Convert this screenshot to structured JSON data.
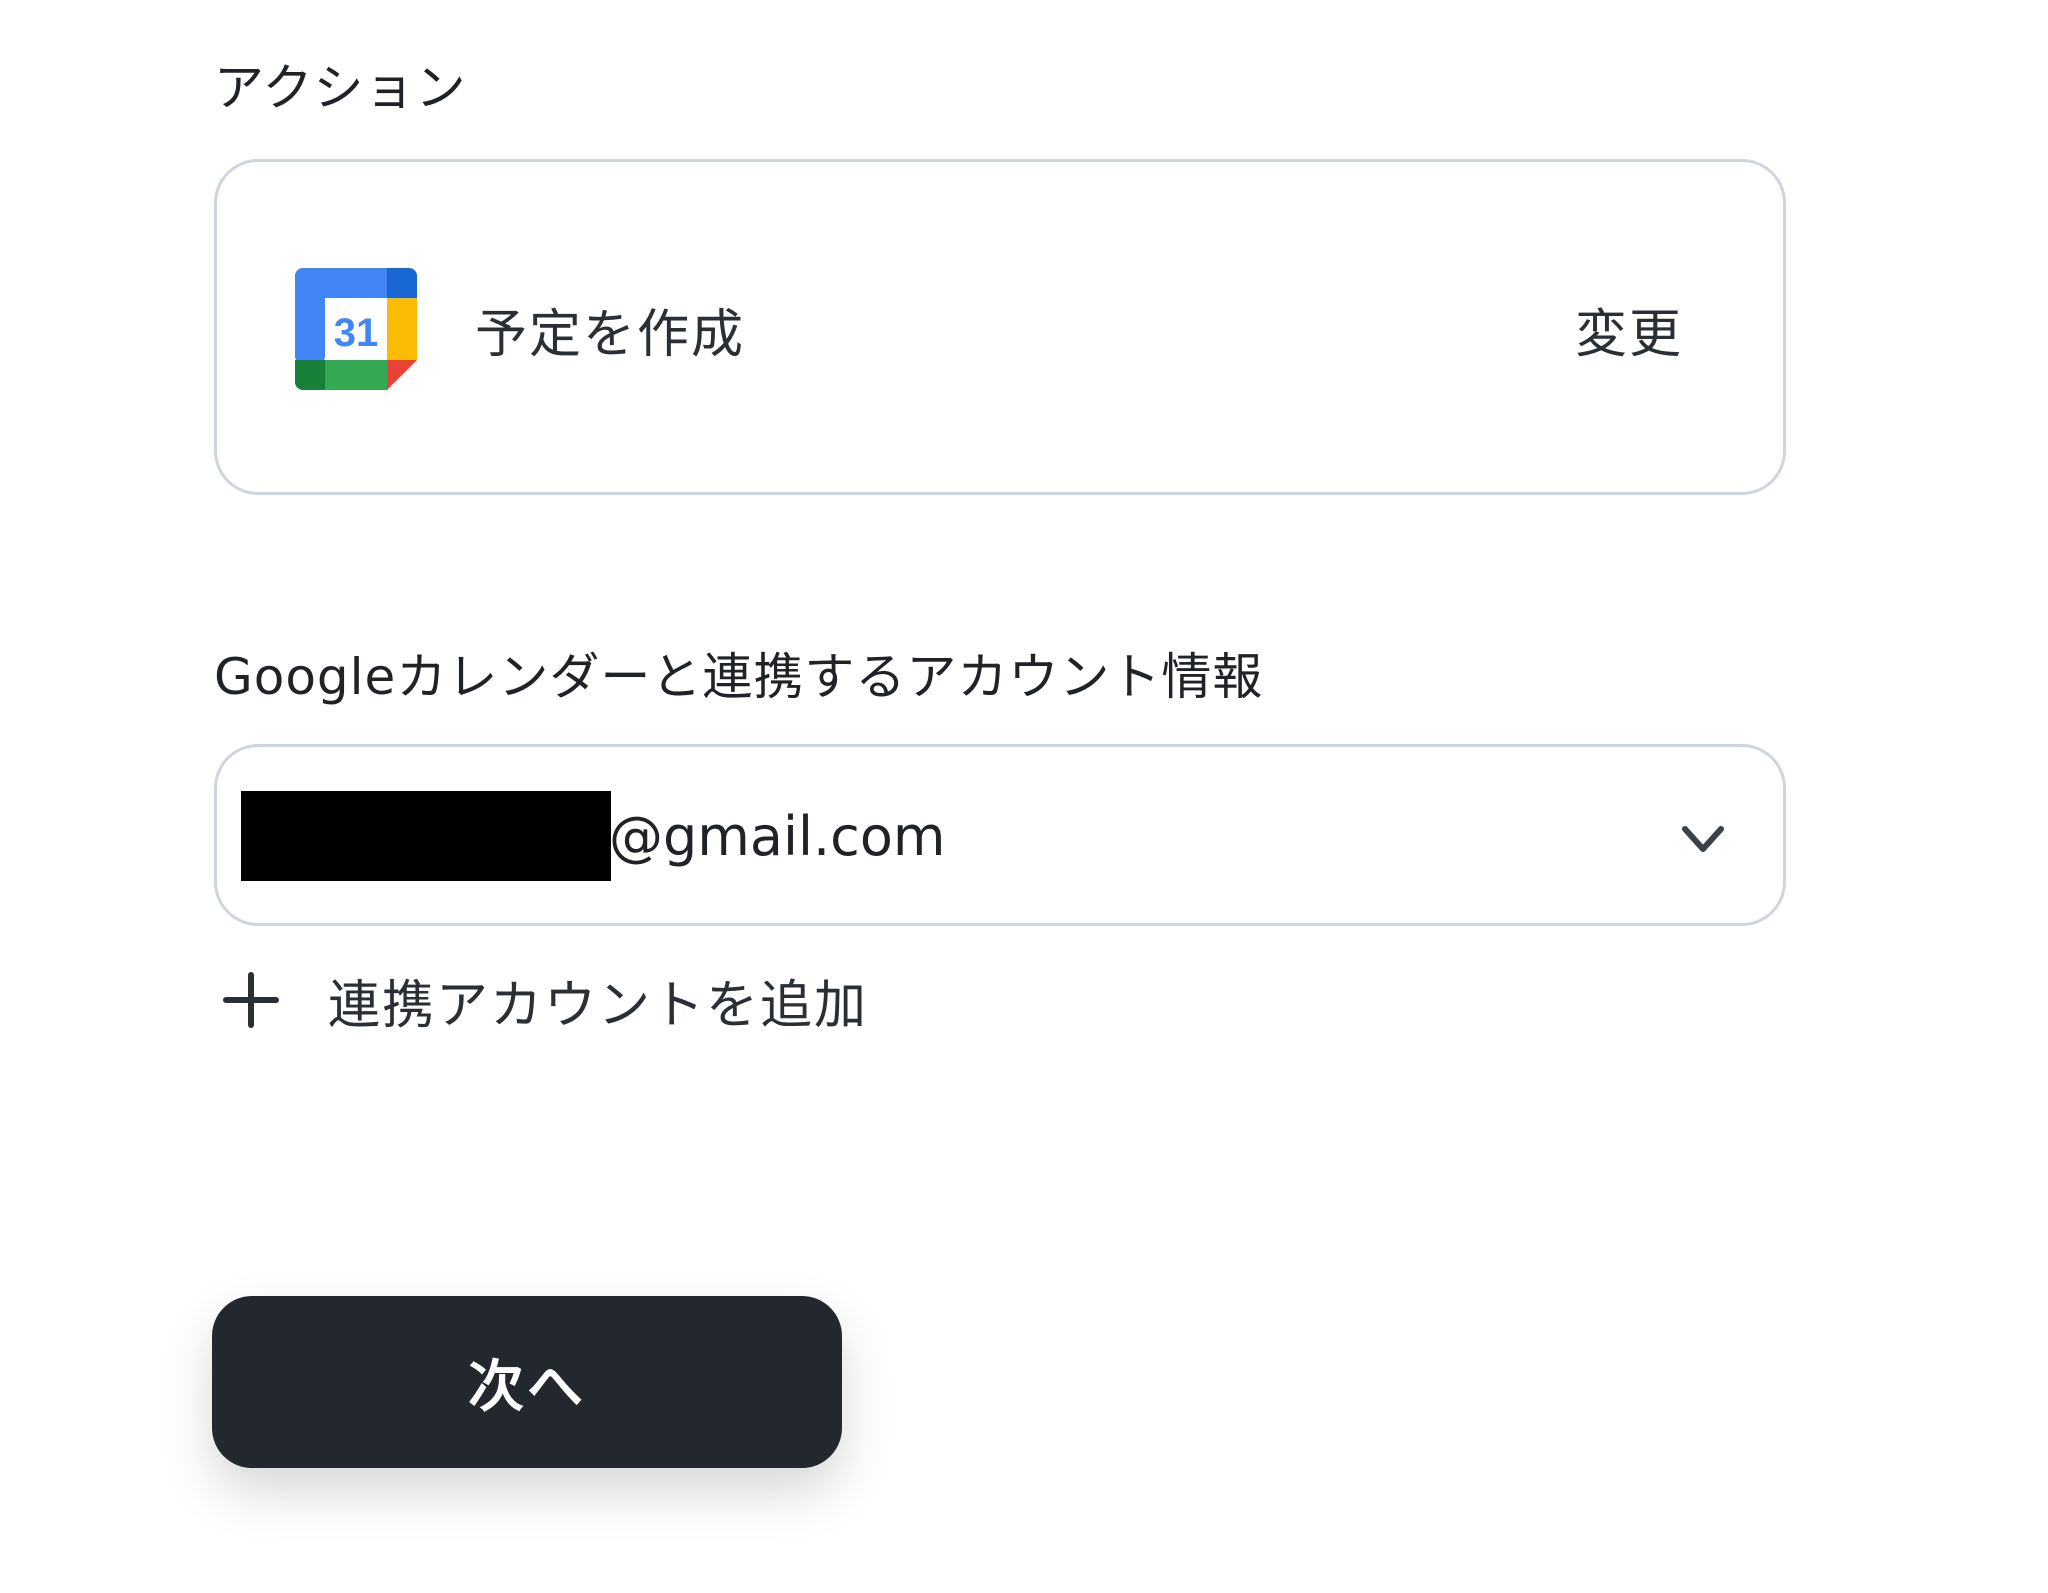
{
  "action_section": {
    "label": "アクション",
    "card": {
      "icon": "google-calendar-icon",
      "icon_day": "31",
      "action_name": "予定を作成",
      "change_label": "変更"
    }
  },
  "account_section": {
    "label": "Googleカレンダーと連携するアカウント情報",
    "selected_account_domain": "@gmail.com",
    "add_account_label": "連携アカウントを追加"
  },
  "footer": {
    "next_label": "次へ"
  },
  "colors": {
    "button_bg": "#23272e",
    "border": "#cfd5dc",
    "text": "#1f2328"
  }
}
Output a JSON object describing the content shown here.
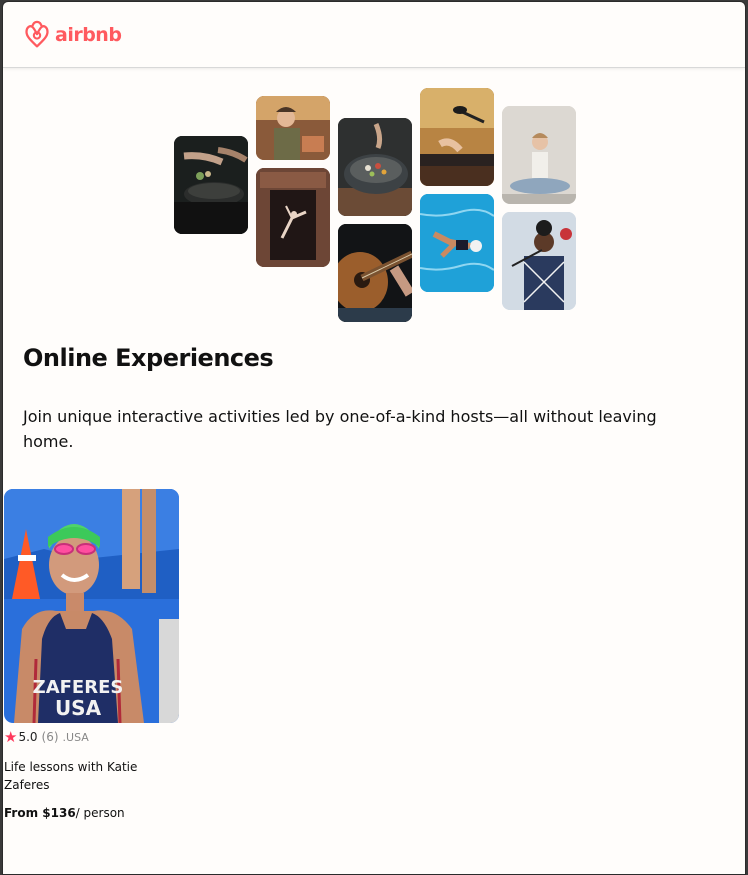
{
  "brand": {
    "name": "airbnb",
    "logo_icon": "airbnb-belo-icon",
    "color": "#ff5a5f"
  },
  "hero": {
    "photos": [
      {
        "name": "hero-photo-cooking-pan",
        "desc_icon": "cooking-photo"
      },
      {
        "name": "hero-photo-woman-chef",
        "desc_icon": "chef-photo"
      },
      {
        "name": "hero-photo-dancer-doorway",
        "desc_icon": "dancer-photo"
      },
      {
        "name": "hero-photo-food-bowl",
        "desc_icon": "food-photo"
      },
      {
        "name": "hero-photo-guitar",
        "desc_icon": "guitar-photo"
      },
      {
        "name": "hero-photo-microphone-piano",
        "desc_icon": "music-photo"
      },
      {
        "name": "hero-photo-swimmer",
        "desc_icon": "swimmer-photo"
      },
      {
        "name": "hero-photo-yoga",
        "desc_icon": "yoga-photo"
      },
      {
        "name": "hero-photo-singer",
        "desc_icon": "singer-photo"
      }
    ]
  },
  "main": {
    "title": "Online Experiences",
    "subtitle": "Join unique interactive activities led by one-of-a-kind hosts—all without leaving home."
  },
  "card": {
    "rating": "5.0",
    "review_count": "(6)",
    "country": ".USA",
    "title": "Life lessons with Katie Zaferes",
    "price_prefix": "From $136",
    "price_suffix": "/ person",
    "jersey_line1": "ZAFERES",
    "jersey_line2": "USA",
    "star_color": "#ff385c"
  }
}
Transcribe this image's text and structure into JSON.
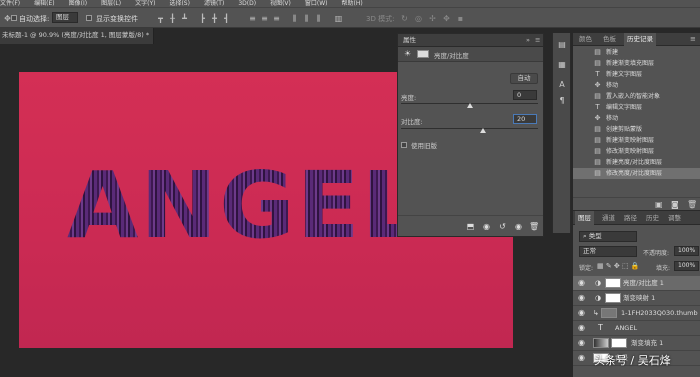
{
  "menubar": {
    "items": [
      "文件(F)",
      "编辑(E)",
      "图像(I)",
      "图层(L)",
      "文字(Y)",
      "选择(S)",
      "滤镜(T)",
      "3D(D)",
      "视图(V)",
      "窗口(W)",
      "帮助(H)"
    ]
  },
  "options": {
    "auto_select_label": "自动选择:",
    "auto_select_value": "图层",
    "show_transform_label": "显示变换控件",
    "mode_3d_label": "3D 模式:"
  },
  "document": {
    "tab_title": "未标题-1 @ 90.9% (亮度/对比度 1, 图层蒙版/8) *",
    "close": "×"
  },
  "canvas": {
    "text": "ANGEL"
  },
  "properties": {
    "title": "属性",
    "subtitle": "亮度/对比度",
    "auto_button": "自动",
    "brightness_label": "亮度:",
    "brightness_value": "0",
    "contrast_label": "对比度:",
    "contrast_value": "20",
    "legacy_label": "使用旧版",
    "brightness_pos": 0.5,
    "contrast_pos": 0.6
  },
  "history": {
    "tabs": [
      "颜色",
      "色板",
      "历史记录"
    ],
    "items": [
      {
        "icon": "doc-icon",
        "text": "新建"
      },
      {
        "icon": "doc-icon",
        "text": "新建渐变填充图层"
      },
      {
        "icon": "type-icon",
        "text": "新建文字图层"
      },
      {
        "icon": "move-icon",
        "text": "移动"
      },
      {
        "icon": "doc-icon",
        "text": "置入嵌入的智能对象"
      },
      {
        "icon": "type-icon",
        "text": "编辑文字图层"
      },
      {
        "icon": "move-icon",
        "text": "移动"
      },
      {
        "icon": "doc-icon",
        "text": "创建剪贴蒙版"
      },
      {
        "icon": "doc-icon",
        "text": "新建渐变映射图层"
      },
      {
        "icon": "doc-icon",
        "text": "修改渐变映射图层"
      },
      {
        "icon": "doc-icon",
        "text": "新建亮度/对比度图层"
      },
      {
        "icon": "doc-icon",
        "text": "修改亮度/对比度图层"
      }
    ]
  },
  "layers": {
    "tabs": [
      "图层",
      "通道",
      "路径",
      "历史",
      "调整"
    ],
    "kind_label": "类型",
    "blend_mode": "正常",
    "opacity_label": "不透明度:",
    "opacity_value": "100%",
    "lock_label": "锁定:",
    "fill_label": "填充:",
    "fill_value": "100%",
    "rows": [
      {
        "name": "亮度/对比度 1",
        "selected": true
      },
      {
        "name": "渐变映射 1",
        "selected": false
      },
      {
        "name": "1-1FH2033Q030.thumb",
        "selected": false
      },
      {
        "name": "ANGEL",
        "selected": false
      },
      {
        "name": "渐变填充 1",
        "selected": false
      },
      {
        "name": "背景",
        "selected": false
      }
    ]
  },
  "watermark": "头条号 / 吴石烽",
  "colors": {
    "canvas": "#d42f55",
    "text": "#4a2063",
    "panel": "#535353"
  }
}
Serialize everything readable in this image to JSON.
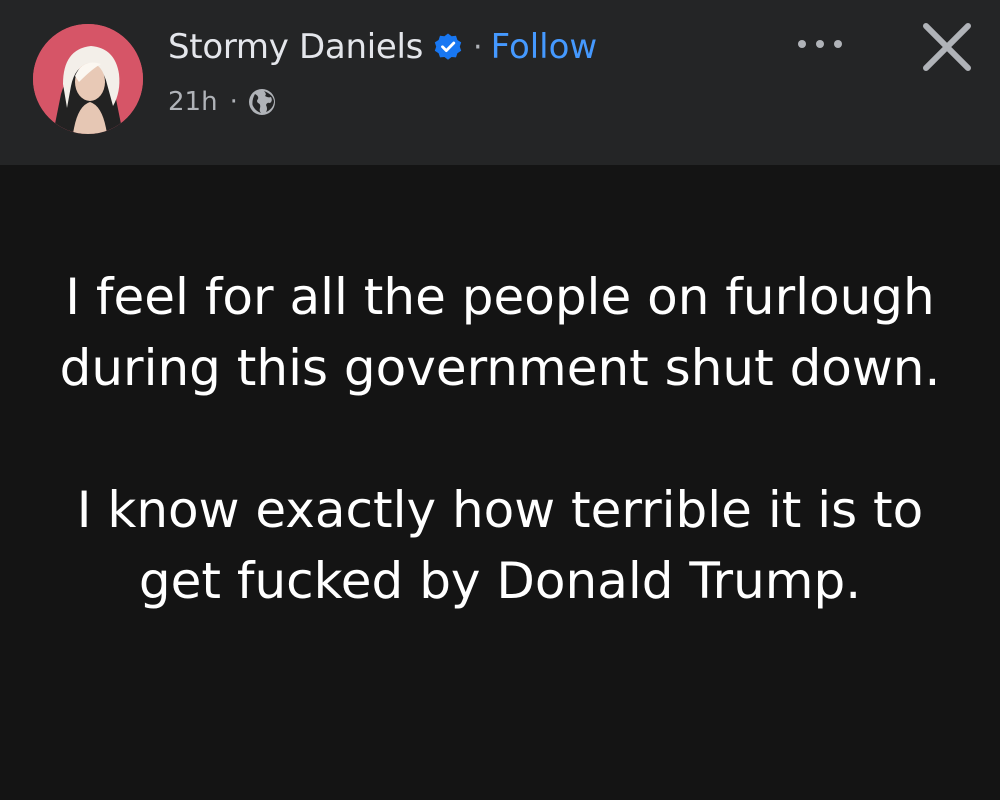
{
  "post": {
    "author": {
      "name": "Stormy Daniels",
      "verified": true,
      "verified_icon": "verified-badge-icon",
      "avatar": "profile-photo"
    },
    "separator": "·",
    "follow_label": "Follow",
    "meta": {
      "time": "21h",
      "separator": "·",
      "audience_icon": "globe-icon"
    },
    "actions": {
      "more_icon": "more-options-icon",
      "close_icon": "close-icon"
    },
    "text": {
      "paragraph_1": "I feel for all the people on furlough during this government shut down.",
      "paragraph_2": "I know exactly how terrible it is to get fucked by Donald Trump."
    }
  },
  "colors": {
    "header_bg": "#242526",
    "body_bg": "#141414",
    "name_text": "#e4e6eb",
    "secondary_text": "#b0b3b8",
    "follow_blue": "#4599ff",
    "verified_blue": "#1877f2",
    "post_text": "#ffffff"
  }
}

□ □ □ □ □

▶ [Brief] Will you restate every entry word for word and omit the images?

▶ [Result for this task]
Convert this screenshot to structured JSON data.
{
  "action_section": {
    "label": "アクション",
    "card": {
      "icon": "google-calendar-icon",
      "icon_day": "31",
      "action_name": "予定を作成",
      "change_label": "変更"
    }
  },
  "account_section": {
    "label": "Googleカレンダーと連携するアカウント情報",
    "selected_account_domain": "@gmail.com",
    "add_account_label": "連携アカウントを追加"
  },
  "footer": {
    "next_label": "次へ"
  },
  "colors": {
    "button_bg": "#23272e",
    "border": "#cfd5dc",
    "text": "#1f2328"
  }
}
Output a JSON object describing the content shown here.
{
  "brand": {
    "name": "airbnb",
    "logo_icon": "airbnb-belo-icon",
    "color": "#ff5a5f"
  },
  "hero": {
    "photos": [
      {
        "name": "hero-photo-cooking-pan",
        "desc_icon": "cooking-photo"
      },
      {
        "name": "hero-photo-woman-chef",
        "desc_icon": "chef-photo"
      },
      {
        "name": "hero-photo-dancer-doorway",
        "desc_icon": "dancer-photo"
      },
      {
        "name": "hero-photo-food-bowl",
        "desc_icon": "food-photo"
      },
      {
        "name": "hero-photo-guitar",
        "desc_icon": "guitar-photo"
      },
      {
        "name": "hero-photo-microphone-piano",
        "desc_icon": "music-photo"
      },
      {
        "name": "hero-photo-swimmer",
        "desc_icon": "swimmer-photo"
      },
      {
        "name": "hero-photo-yoga",
        "desc_icon": "yoga-photo"
      },
      {
        "name": "hero-photo-singer",
        "desc_icon": "singer-photo"
      }
    ]
  },
  "main": {
    "title": "Online Experiences",
    "subtitle": "Join unique interactive activities led by one-of-a-kind hosts—all without leaving home."
  },
  "card": {
    "rating": "5.0",
    "review_count": "(6)",
    "country": ".USA",
    "title": "Life lessons with Katie Zaferes",
    "price_prefix": "From $136",
    "price_suffix": "/ person",
    "jersey_line1": "ZAFERES",
    "jersey_line2": "USA",
    "star_color": "#ff385c"
  }
}
Transcribe this image's text and structure into JSON.
{
  "menubar": {
    "items": [
      "文件(F)",
      "编辑(E)",
      "图像(I)",
      "图层(L)",
      "文字(Y)",
      "选择(S)",
      "滤镜(T)",
      "3D(D)",
      "视图(V)",
      "窗口(W)",
      "帮助(H)"
    ]
  },
  "options": {
    "auto_select_label": "自动选择:",
    "auto_select_value": "图层",
    "show_transform_label": "显示变换控件",
    "mode_3d_label": "3D 模式:"
  },
  "document": {
    "tab_title": "未标题-1 @ 90.9% (亮度/对比度 1, 图层蒙版/8) *",
    "close": "×"
  },
  "canvas": {
    "text": "ANGEL"
  },
  "properties": {
    "title": "属性",
    "subtitle": "亮度/对比度",
    "auto_button": "自动",
    "brightness_label": "亮度:",
    "brightness_value": "0",
    "contrast_label": "对比度:",
    "contrast_value": "20",
    "legacy_label": "使用旧版",
    "brightness_pos": 0.5,
    "contrast_pos": 0.6
  },
  "history": {
    "tabs": [
      "颜色",
      "色板",
      "历史记录"
    ],
    "items": [
      {
        "icon": "doc-icon",
        "text": "新建"
      },
      {
        "icon": "doc-icon",
        "text": "新建渐变填充图层"
      },
      {
        "icon": "type-icon",
        "text": "新建文字图层"
      },
      {
        "icon": "move-icon",
        "text": "移动"
      },
      {
        "icon": "doc-icon",
        "text": "置入嵌入的智能对象"
      },
      {
        "icon": "type-icon",
        "text": "编辑文字图层"
      },
      {
        "icon": "move-icon",
        "text": "移动"
      },
      {
        "icon": "doc-icon",
        "text": "创建剪贴蒙版"
      },
      {
        "icon": "doc-icon",
        "text": "新建渐变映射图层"
      },
      {
        "icon": "doc-icon",
        "text": "修改渐变映射图层"
      },
      {
        "icon": "doc-icon",
        "text": "新建亮度/对比度图层"
      },
      {
        "icon": "doc-icon",
        "text": "修改亮度/对比度图层"
      }
    ]
  },
  "layers": {
    "tabs": [
      "图层",
      "通道",
      "路径",
      "历史",
      "调整"
    ],
    "kind_label": "类型",
    "blend_mode": "正常",
    "opacity_label": "不透明度:",
    "opacity_value": "100%",
    "lock_label": "锁定:",
    "fill_label": "填充:",
    "fill_value": "100%",
    "rows": [
      {
        "name": "亮度/对比度 1",
        "selected": true
      },
      {
        "name": "渐变映射 1",
        "selected": false
      },
      {
        "name": "1-1FH2033Q030.thumb",
        "selected": false
      },
      {
        "name": "ANGEL",
        "selected": false
      },
      {
        "name": "渐变填充 1",
        "selected": false
      },
      {
        "name": "背景",
        "selected": false
      }
    ]
  },
  "watermark": "头条号 / 吴石烽",
  "colors": {
    "canvas": "#d42f55",
    "text": "#4a2063",
    "panel": "#535353"
  }
}
Serialize everything readable in this image to JSON.
{
  "post": {
    "author": {
      "name": "Stormy Daniels",
      "verified": true,
      "verified_icon": "verified-badge-icon",
      "avatar": "profile-photo"
    },
    "separator": "·",
    "follow_label": "Follow",
    "meta": {
      "time": "21h",
      "separator": "·",
      "audience_icon": "globe-icon"
    },
    "actions": {
      "more_icon": "more-options-icon",
      "close_icon": "close-icon"
    },
    "text": {
      "paragraph_1": "I feel for all the people on furlough during this government shut down.",
      "paragraph_2": "I know exactly how terrible it is to get fucked by Donald Trump."
    }
  },
  "colors": {
    "header_bg": "#242526",
    "body_bg": "#141414",
    "name_text": "#e4e6eb",
    "secondary_text": "#b0b3b8",
    "follow_blue": "#4599ff",
    "verified_blue": "#1877f2",
    "post_text": "#ffffff"
  }
}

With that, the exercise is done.